**Instruction**
Everything from the line containing "Give me a plain-text" down to the last line of the entries below must be transcribed exactly, and nothing else.

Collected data
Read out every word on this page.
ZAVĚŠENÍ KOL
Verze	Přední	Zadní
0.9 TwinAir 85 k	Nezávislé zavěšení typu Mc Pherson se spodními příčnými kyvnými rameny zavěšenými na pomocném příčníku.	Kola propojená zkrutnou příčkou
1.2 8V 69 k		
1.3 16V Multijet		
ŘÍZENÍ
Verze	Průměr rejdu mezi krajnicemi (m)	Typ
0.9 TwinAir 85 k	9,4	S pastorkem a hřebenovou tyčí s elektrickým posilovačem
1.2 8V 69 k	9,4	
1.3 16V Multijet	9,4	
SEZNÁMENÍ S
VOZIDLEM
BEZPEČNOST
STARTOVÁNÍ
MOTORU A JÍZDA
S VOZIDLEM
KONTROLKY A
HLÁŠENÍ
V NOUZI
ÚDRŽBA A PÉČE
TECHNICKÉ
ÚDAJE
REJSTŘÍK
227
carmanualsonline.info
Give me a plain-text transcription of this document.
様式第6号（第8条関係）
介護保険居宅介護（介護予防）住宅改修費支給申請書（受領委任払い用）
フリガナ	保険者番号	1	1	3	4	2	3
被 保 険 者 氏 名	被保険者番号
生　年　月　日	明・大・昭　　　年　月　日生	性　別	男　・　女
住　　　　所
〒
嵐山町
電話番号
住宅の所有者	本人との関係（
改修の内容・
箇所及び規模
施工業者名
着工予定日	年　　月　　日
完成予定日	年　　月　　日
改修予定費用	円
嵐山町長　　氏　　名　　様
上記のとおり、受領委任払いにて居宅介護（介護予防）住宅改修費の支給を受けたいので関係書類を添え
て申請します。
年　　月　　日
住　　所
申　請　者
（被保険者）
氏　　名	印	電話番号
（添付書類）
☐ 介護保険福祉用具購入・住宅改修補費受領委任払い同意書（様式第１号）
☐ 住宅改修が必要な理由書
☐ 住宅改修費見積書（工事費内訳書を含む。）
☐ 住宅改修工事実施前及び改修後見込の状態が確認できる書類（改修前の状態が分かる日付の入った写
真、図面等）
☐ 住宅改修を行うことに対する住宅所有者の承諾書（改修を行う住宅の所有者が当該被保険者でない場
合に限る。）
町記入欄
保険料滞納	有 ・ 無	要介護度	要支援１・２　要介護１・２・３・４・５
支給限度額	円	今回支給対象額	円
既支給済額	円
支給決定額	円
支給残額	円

**Exercise result**
Give me a plain-text transcription of this document.
様式第6号（第8条関係）
介護保険居宅介護（介護予防）住宅改修費支給申請書（受領委任払い用）
フリガナ	保険者番号	1	1	3	4	2	3
被 保 険 者 氏 名	被保険者番号
生　年　月　日	明・大・昭　　　年　月　日生	性　別	男　・　女
住　　　　所
〒
嵐山町
電話番号
住宅の所有者	本人との関係（
改修の内容・
箇所及び規模
施工業者名
着工予定日	年　　月　　日
完成予定日	年　　月　　日
改修予定費用	円
嵐山町長　　氏　　名　　様
上記のとおり、受領委任払いにて居宅介護（介護予防）住宅改修費の支給を受けたいので関係書類を添え
て申請します。
年　　月　　日
住　　所
申　請　者
（被保険者）
氏　　名	印	電話番号
（添付書類）
☐ 介護保険福祉用具購入・住宅改修補費受領委任払い同意書（様式第１号）
☐ 住宅改修が必要な理由書
☐ 住宅改修費見積書（工事費内訳書を含む。）
☐ 住宅改修工事実施前及び改修後見込の状態が確認できる書類（改修前の状態が分かる日付の入った写
真、図面等）
☐ 住宅改修を行うことに対する住宅所有者の承諾書（改修を行う住宅の所有者が当該被保険者でない場
合に限る。）
町記入欄
保険料滞納	有 ・ 無	要介護度	要支援１・２　要介護１・２・３・４・５
支給限度額	円	今回支給対象額	円
既支給済額	円
支給決定額	円
支給残額	円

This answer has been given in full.